# Work instructions
Copy the data exactly as it appears, and do not include any pictures.

::::

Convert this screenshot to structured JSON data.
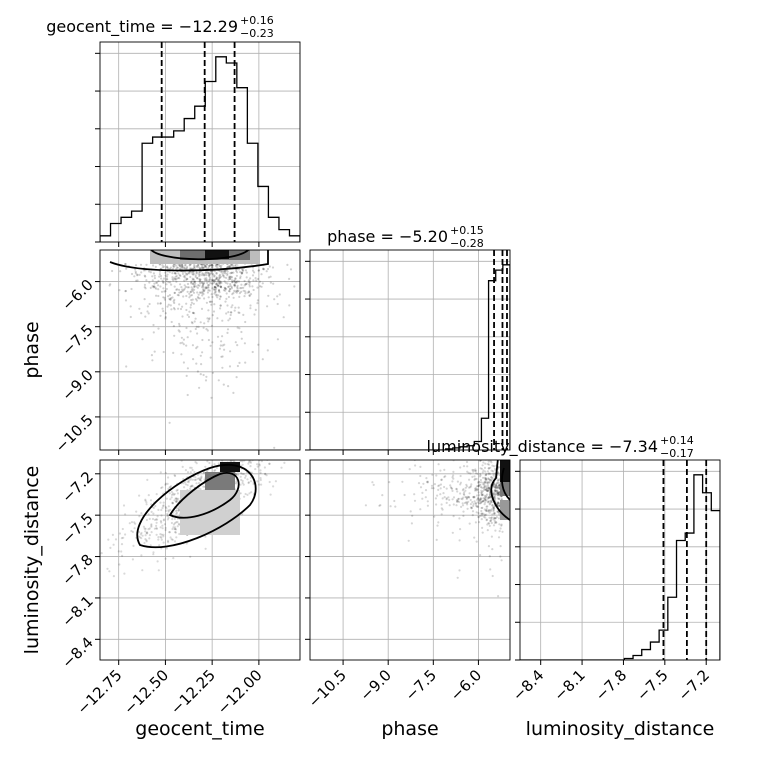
{
  "chart_data": {
    "type": "corner",
    "parameters": [
      {
        "name": "geocent_time",
        "title_main": "geocent_time = −12.29",
        "title_plus": "+0.16",
        "title_minus": "−0.23",
        "median": -12.29,
        "quantiles": [
          -12.52,
          -12.29,
          -12.13
        ],
        "range": [
          -12.85,
          -11.78
        ],
        "ticks": [
          -12.75,
          -12.5,
          -12.25,
          -12.0
        ],
        "tick_labels": [
          "−12.75",
          "−12.50",
          "−12.25",
          "−12.00"
        ],
        "hist_counts": [
          1,
          3,
          4,
          5,
          16,
          17,
          17,
          18,
          20,
          22,
          26,
          30,
          29,
          25,
          16,
          9,
          4,
          2,
          1
        ],
        "hist_edges": [
          -12.85,
          -11.78
        ]
      },
      {
        "name": "phase",
        "title_main": "phase = −5.20",
        "title_plus": "+0.15",
        "title_minus": "−0.28",
        "median": -5.2,
        "quantiles": [
          -5.48,
          -5.2,
          -5.05
        ],
        "range": [
          -11.6,
          -4.95
        ],
        "ticks": [
          -10.5,
          -9.0,
          -7.5,
          -6.0
        ],
        "tick_labels": [
          "−10.5",
          "−9.0",
          "−7.5",
          "−6.0"
        ],
        "hist_counts": [
          0,
          0,
          0,
          0,
          0,
          0,
          0,
          0,
          0,
          0,
          0,
          0,
          0,
          0,
          0,
          0,
          0,
          0,
          0,
          1,
          2,
          3,
          4,
          8,
          30,
          160,
          170,
          175
        ],
        "hist_edges": [
          -11.6,
          -4.95
        ]
      },
      {
        "name": "luminosity_distance",
        "title_main": "luminosity_distance = −7.34",
        "title_plus": "+0.14",
        "title_minus": "−0.17",
        "median": -7.34,
        "quantiles": [
          -7.51,
          -7.34,
          -7.2
        ],
        "range": [
          -8.55,
          -7.1
        ],
        "ticks": [
          -8.4,
          -8.1,
          -7.8,
          -7.5,
          -7.2
        ],
        "tick_labels": [
          "−8.4",
          "−8.1",
          "−7.8",
          "−7.5",
          "−7.2"
        ],
        "hist_counts": [
          0,
          0,
          0,
          0,
          0,
          0,
          0,
          0,
          0,
          0,
          0,
          0,
          1,
          3,
          7,
          12,
          20,
          42,
          80,
          85,
          124,
          112,
          100
        ],
        "hist_edges": [
          -8.55,
          -7.1
        ]
      }
    ],
    "pairs": [
      {
        "x": "geocent_time",
        "y": "phase",
        "note": "2D density with 1-sigma/2-sigma contours"
      },
      {
        "x": "geocent_time",
        "y": "luminosity_distance",
        "note": "2D density with 1-sigma/2-sigma contours"
      },
      {
        "x": "phase",
        "y": "luminosity_distance",
        "note": "2D density with 1-sigma/2-sigma contours"
      }
    ],
    "grid": true
  }
}
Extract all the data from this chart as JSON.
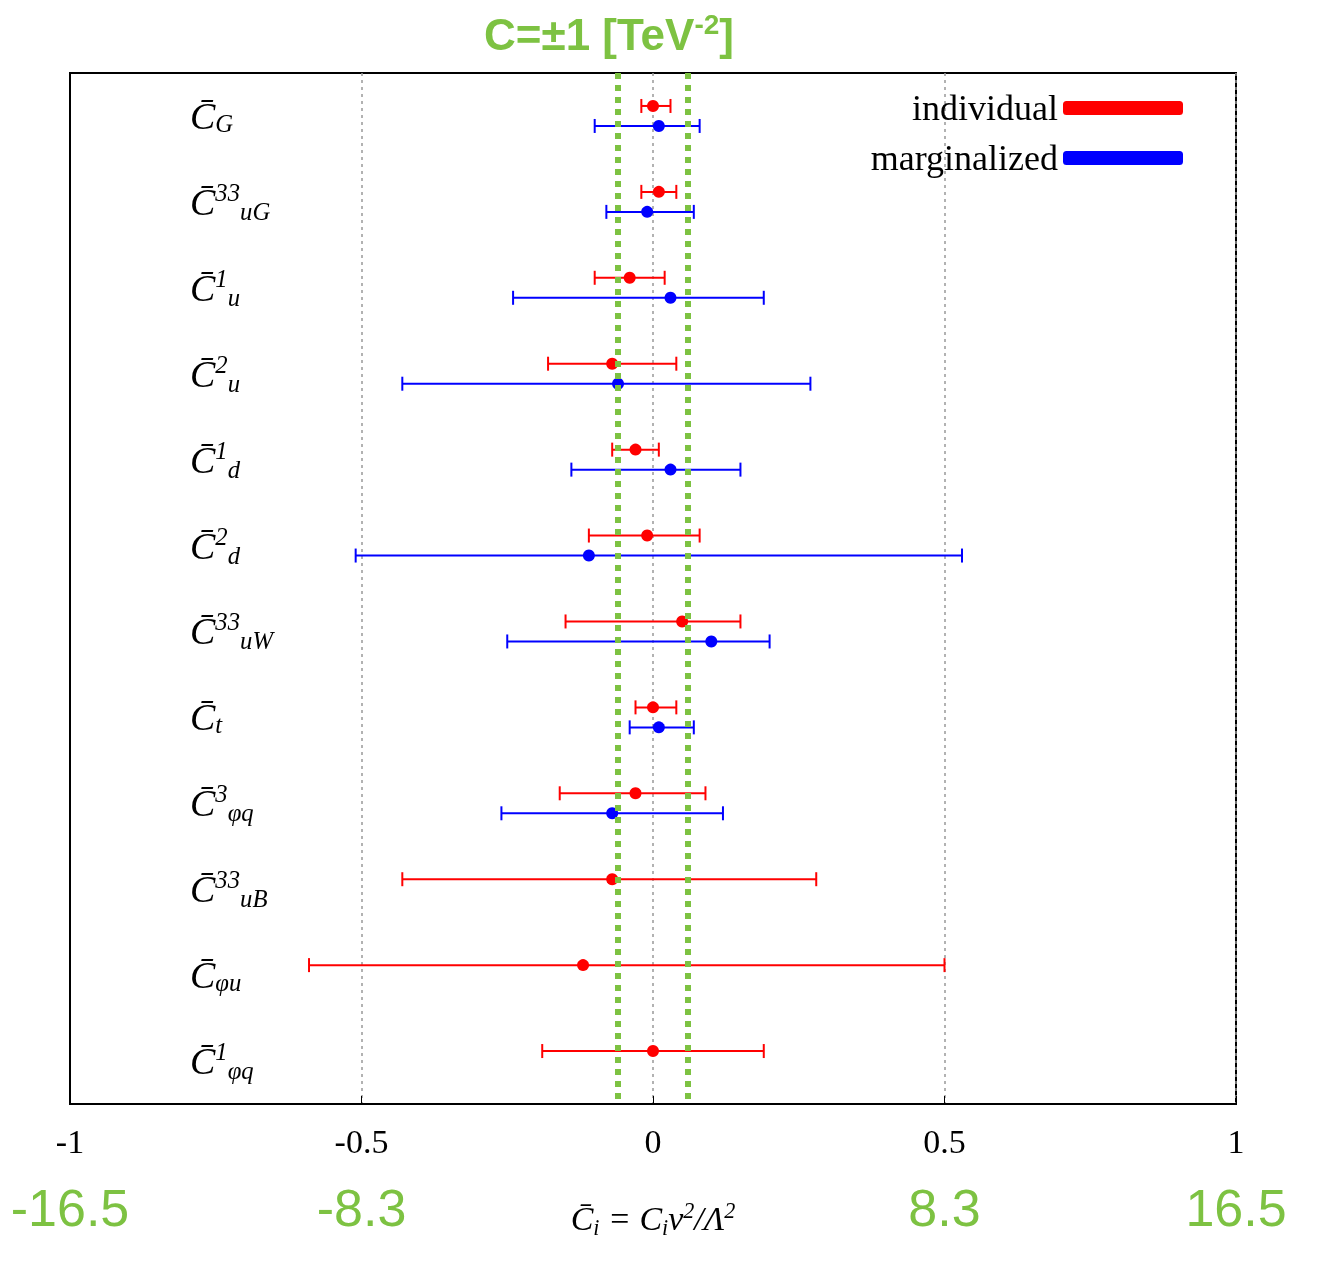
{
  "chart_data": {
    "type": "scatter",
    "orientation": "horizontal",
    "categories": [
      "C̄$_{G}$",
      "C̄$^{33}$$_{uG}$",
      "C̄$^{1}$$_{u}$",
      "C̄$^{2}$$_{u}$",
      "C̄$^{1}$$_{d}$",
      "C̄$^{2}$$_{d}$",
      "C̄$^{33}$$_{uW}$",
      "C̄$_{t}$",
      "C̄$^{3}$$_{φq}$",
      "C̄$^{33}$$_{uB}$",
      "C̄$_{φu}$",
      "C̄$^{1}$$_{φq}$"
    ],
    "series": [
      {
        "name": "individual",
        "color": "#ff0000",
        "values": [
          0.0,
          0.01,
          -0.04,
          -0.07,
          -0.03,
          -0.01,
          0.05,
          0.0,
          -0.03,
          -0.07,
          -0.12,
          0.0
        ],
        "errors": [
          [
            -0.02,
            0.03
          ],
          [
            -0.02,
            0.04
          ],
          [
            -0.1,
            0.02
          ],
          [
            -0.18,
            0.04
          ],
          [
            -0.07,
            0.01
          ],
          [
            -0.11,
            0.08
          ],
          [
            -0.15,
            0.15
          ],
          [
            -0.03,
            0.04
          ],
          [
            -0.16,
            0.09
          ],
          [
            -0.43,
            0.28
          ],
          [
            -0.59,
            0.5
          ],
          [
            -0.19,
            0.19
          ]
        ]
      },
      {
        "name": "marginalized",
        "color": "#0000ff",
        "values": [
          0.01,
          -0.01,
          0.03,
          -0.06,
          0.03,
          -0.11,
          0.1,
          0.01,
          -0.07,
          null,
          null,
          null
        ],
        "errors": [
          [
            -0.1,
            0.08
          ],
          [
            -0.08,
            0.07
          ],
          [
            -0.24,
            0.19
          ],
          [
            -0.43,
            0.27
          ],
          [
            -0.14,
            0.15
          ],
          [
            -0.51,
            0.53
          ],
          [
            -0.25,
            0.2
          ],
          [
            -0.04,
            0.07
          ],
          [
            -0.26,
            0.12
          ],
          null,
          null,
          null
        ]
      }
    ],
    "xlim": [
      -1,
      1
    ],
    "xticks": [
      -1,
      -0.5,
      0,
      0.5,
      1
    ],
    "x2lim": [
      -16.5,
      16.5
    ],
    "x2ticks": [
      -16.5,
      {
        "value": -8.25,
        "label": "-8.3"
      },
      {
        "value": 8.25,
        "label": "8.3"
      },
      16.5
    ],
    "xlabel": "C̄$_{i}$ = C$_{i}$v$^{2}$/Λ$^{2}$",
    "ref_lines": [
      {
        "axis": "x",
        "value": -0.06,
        "color": "#7dc242",
        "line_style": "dashed"
      },
      {
        "axis": "x",
        "value": 0.06,
        "color": "#7dc242",
        "line_style": "dashed"
      }
    ],
    "annotations": [
      "C=±1 [TeV$^{-2}$]"
    ],
    "grid": "x",
    "legend": "top right",
    "marker": "circle"
  }
}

::::

# Solved exercise
Convert this screenshot to structured JSON data.
{
  "chart_data": {
    "type": "corner",
    "parameters": [
      {
        "name": "geocent_time",
        "title_main": "geocent_time = −12.29",
        "title_plus": "+0.16",
        "title_minus": "−0.23",
        "median": -12.29,
        "quantiles": [
          -12.52,
          -12.29,
          -12.13
        ],
        "range": [
          -12.85,
          -11.78
        ],
        "ticks": [
          -12.75,
          -12.5,
          -12.25,
          -12.0
        ],
        "tick_labels": [
          "−12.75",
          "−12.50",
          "−12.25",
          "−12.00"
        ],
        "hist_counts": [
          1,
          3,
          4,
          5,
          16,
          17,
          17,
          18,
          20,
          22,
          26,
          30,
          29,
          25,
          16,
          9,
          4,
          2,
          1
        ],
        "hist_edges": [
          -12.85,
          -11.78
        ]
      },
      {
        "name": "phase",
        "title_main": "phase = −5.20",
        "title_plus": "+0.15",
        "title_minus": "−0.28",
        "median": -5.2,
        "quantiles": [
          -5.48,
          -5.2,
          -5.05
        ],
        "range": [
          -11.6,
          -4.95
        ],
        "ticks": [
          -10.5,
          -9.0,
          -7.5,
          -6.0
        ],
        "tick_labels": [
          "−10.5",
          "−9.0",
          "−7.5",
          "−6.0"
        ],
        "hist_counts": [
          0,
          0,
          0,
          0,
          0,
          0,
          0,
          0,
          0,
          0,
          0,
          0,
          0,
          0,
          0,
          0,
          0,
          0,
          0,
          1,
          2,
          3,
          4,
          8,
          30,
          160,
          170,
          175
        ],
        "hist_edges": [
          -11.6,
          -4.95
        ]
      },
      {
        "name": "luminosity_distance",
        "title_main": "luminosity_distance = −7.34",
        "title_plus": "+0.14",
        "title_minus": "−0.17",
        "median": -7.34,
        "quantiles": [
          -7.51,
          -7.34,
          -7.2
        ],
        "range": [
          -8.55,
          -7.1
        ],
        "ticks": [
          -8.4,
          -8.1,
          -7.8,
          -7.5,
          -7.2
        ],
        "tick_labels": [
          "−8.4",
          "−8.1",
          "−7.8",
          "−7.5",
          "−7.2"
        ],
        "hist_counts": [
          0,
          0,
          0,
          0,
          0,
          0,
          0,
          0,
          0,
          0,
          0,
          0,
          1,
          3,
          7,
          12,
          20,
          42,
          80,
          85,
          124,
          112,
          100
        ],
        "hist_edges": [
          -8.55,
          -7.1
        ]
      }
    ],
    "pairs": [
      {
        "x": "geocent_time",
        "y": "phase",
        "note": "2D density with 1-sigma/2-sigma contours"
      },
      {
        "x": "geocent_time",
        "y": "luminosity_distance",
        "note": "2D density with 1-sigma/2-sigma contours"
      },
      {
        "x": "phase",
        "y": "luminosity_distance",
        "note": "2D density with 1-sigma/2-sigma contours"
      }
    ],
    "grid": true
  }
}
Extract all the data from this chart as JSON.
{
  "chart_data": {
    "type": "scatter",
    "orientation": "horizontal",
    "categories": [
      "C̄$_{G}$",
      "C̄$^{33}$$_{uG}$",
      "C̄$^{1}$$_{u}$",
      "C̄$^{2}$$_{u}$",
      "C̄$^{1}$$_{d}$",
      "C̄$^{2}$$_{d}$",
      "C̄$^{33}$$_{uW}$",
      "C̄$_{t}$",
      "C̄$^{3}$$_{φq}$",
      "C̄$^{33}$$_{uB}$",
      "C̄$_{φu}$",
      "C̄$^{1}$$_{φq}$"
    ],
    "series": [
      {
        "name": "individual",
        "color": "#ff0000",
        "values": [
          0.0,
          0.01,
          -0.04,
          -0.07,
          -0.03,
          -0.01,
          0.05,
          0.0,
          -0.03,
          -0.07,
          -0.12,
          0.0
        ],
        "errors": [
          [
            -0.02,
            0.03
          ],
          [
            -0.02,
            0.04
          ],
          [
            -0.1,
            0.02
          ],
          [
            -0.18,
            0.04
          ],
          [
            -0.07,
            0.01
          ],
          [
            -0.11,
            0.08
          ],
          [
            -0.15,
            0.15
          ],
          [
            -0.03,
            0.04
          ],
          [
            -0.16,
            0.09
          ],
          [
            -0.43,
            0.28
          ],
          [
            -0.59,
            0.5
          ],
          [
            -0.19,
            0.19
          ]
        ]
      },
      {
        "name": "marginalized",
        "color": "#0000ff",
        "values": [
          0.01,
          -0.01,
          0.03,
          -0.06,
          0.03,
          -0.11,
          0.1,
          0.01,
          -0.07,
          null,
          null,
          null
        ],
        "errors": [
          [
            -0.1,
            0.08
          ],
          [
            -0.08,
            0.07
          ],
          [
            -0.24,
            0.19
          ],
          [
            -0.43,
            0.27
          ],
          [
            -0.14,
            0.15
          ],
          [
            -0.51,
            0.53
          ],
          [
            -0.25,
            0.2
          ],
          [
            -0.04,
            0.07
          ],
          [
            -0.26,
            0.12
          ],
          null,
          null,
          null
        ]
      }
    ],
    "xlim": [
      -1,
      1
    ],
    "xticks": [
      -1,
      -0.5,
      0,
      0.5,
      1
    ],
    "x2lim": [
      -16.5,
      16.5
    ],
    "x2ticks": [
      -16.5,
      {
        "value": -8.25,
        "label": "-8.3"
      },
      {
        "value": 8.25,
        "label": "8.3"
      },
      16.5
    ],
    "xlabel": "C̄$_{i}$ = C$_{i}$v$^{2}$/Λ$^{2}$",
    "ref_lines": [
      {
        "axis": "x",
        "value": -0.06,
        "color": "#7dc242",
        "line_style": "dashed"
      },
      {
        "axis": "x",
        "value": 0.06,
        "color": "#7dc242",
        "line_style": "dashed"
      }
    ],
    "annotations": [
      "C=±1 [TeV$^{-2}$]"
    ],
    "grid": "x",
    "legend": "top right",
    "marker": "circle"
  }
}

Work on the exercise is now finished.